= To do =
(1) Answer these questions about the Benson validator page:
(a) Which file holds the design tokens for the web UI?
(b) Which option turns off proxy headers when starting with the benson command?
(c) Which path returns the publishers registry as JSON?
(2) Can you write the next part of the Benson validator page, picking up right after its final endpoint line?

** Start of Reading passage **

Skip to content

ivoa/rofr

Repository files navigation

Benson logo

Benson

IVOA registry validator: OAI-PMH harvest checks, IVOA four-GET profile, VOResource XSD/XSLT validation.

Web UI colors and typography follow ivoa.net; design tokens live in assets/static/css/ivoa-theme.css.

Run

python3 -m venv .venv
.venv/bin/pip install -e ".[dev]"
source .venv/bin/activate

Production (no reload):

benson
# Proxy headers are on by default (--proxy-headers). Disable with: benson --no-proxy-headers
# or: uvicorn benson.app:create_app --factory --host 0.0.0.0 --port 8000 --proxy-headers

Development (auto-reload on changes under src/ and assets/):

benson --reload
# or: BENSON_DEV=1 benson
# or: uvicorn benson.app:create_app --factory --host 0.0.0.0 --port 8000 --reload --reload-dir src --reload-dir assets

Endpoints

Method Path Description
GET, POST /validator, /regvalidate Async harvest validation form
POST /validator/jobs Start validation job
GET /oai IVOA standards OAI-PMH catalog from assets/standards
GET /list-publishers Publishers OAI XML catalog
GET /api/v1/registry/publishers Publishers registry (JSON)
GET, POST /api/v1/registry-validate/harvest Harvest validation API
POST /api/v1/registry-validate/voresource Standalone VOResource validation (see below)

** End of Reading passage **
** Start of Data lines **

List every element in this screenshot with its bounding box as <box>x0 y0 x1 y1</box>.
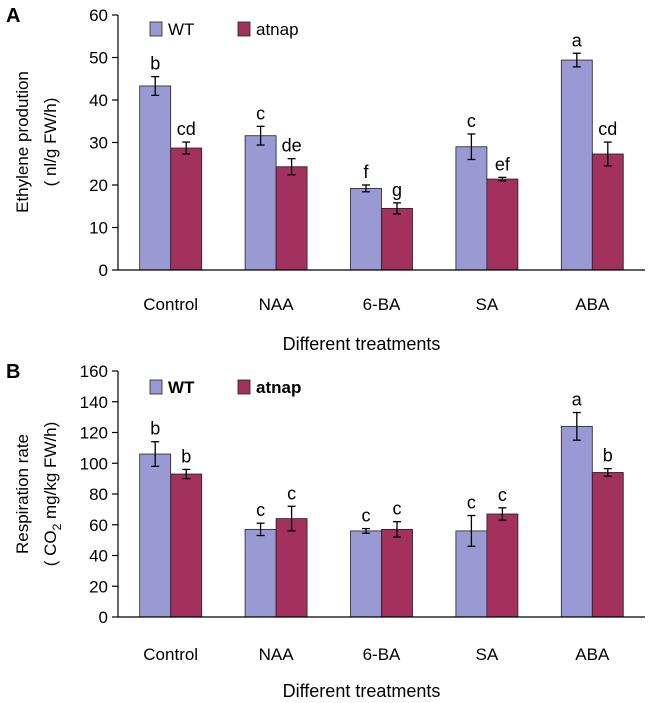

** End of Data lines **

= Task-by-task outputs =
(1)
(a) assets/static/css/ivoa-theme.css
(b) --no-proxy-headers
(c) /api/v1/registry/publishers

(2)
Standalone VOResource validation

Validate one or more VOResource / Registry Interface XML documents without running a full OAI harvest. Useful for checking a single record extracted from a ListRecords response, or any standalone registry metadata file.

Endpoint: POST /api/v1/registry-validate/voresource
Content type: multipart/form-data

Field Required Description
record One of record or recordURL File upload; repeat the field for multiple files (up to 10).
recordURL One of record or recordURL Space-separated http/https URLs to fetch (file: URLs are rejected).
format No Response format: html (default), xml, or text.
show No Severity filter for results (default: fail warn rec).

Validation always uses the bundled XSD catalog under assets/schemas/ plus checkVOResource.xsl. The harvest validator’s Use built-in XSD schemas flag does not apply here.

Upload a local file:

curl -sS -X POST 'http://localhost:8000/api/v1/registry-validate/voresource' \
  -F 'format=xml' \
  -F 'show=fail warn rec' \
  -F 'record=@assets/standards/voresource.xml;type=text/xml'

Fetch by URL:

curl -sS -X POST 'http://localhost:8000/api/v1/registry-validate/voresource' \
  -F 'format=xml' \
  -F 'recordURL=https://example.org/registry/resource.xml'

Multiple files — repeat -F 'record=@…' up to ten times, or combine uploads with recordURL.

Normative behaviour (legacy servlet name /regvalidate/VOResourceValidater): docs/regvalidate-functional-contract.md §4. Sample response fixture and parity replay notes: docs/samples/voresource-validater/.

Environment

Variable Default Description
SCHEMA_ROOT ./assets/schemas Bundled XSD schemas
ASSETS_ROOT ./assets/validate XSLT validation stylesheets
STANDARDS_DIR ./assets/standards IVOA standards records (indexed at /oai)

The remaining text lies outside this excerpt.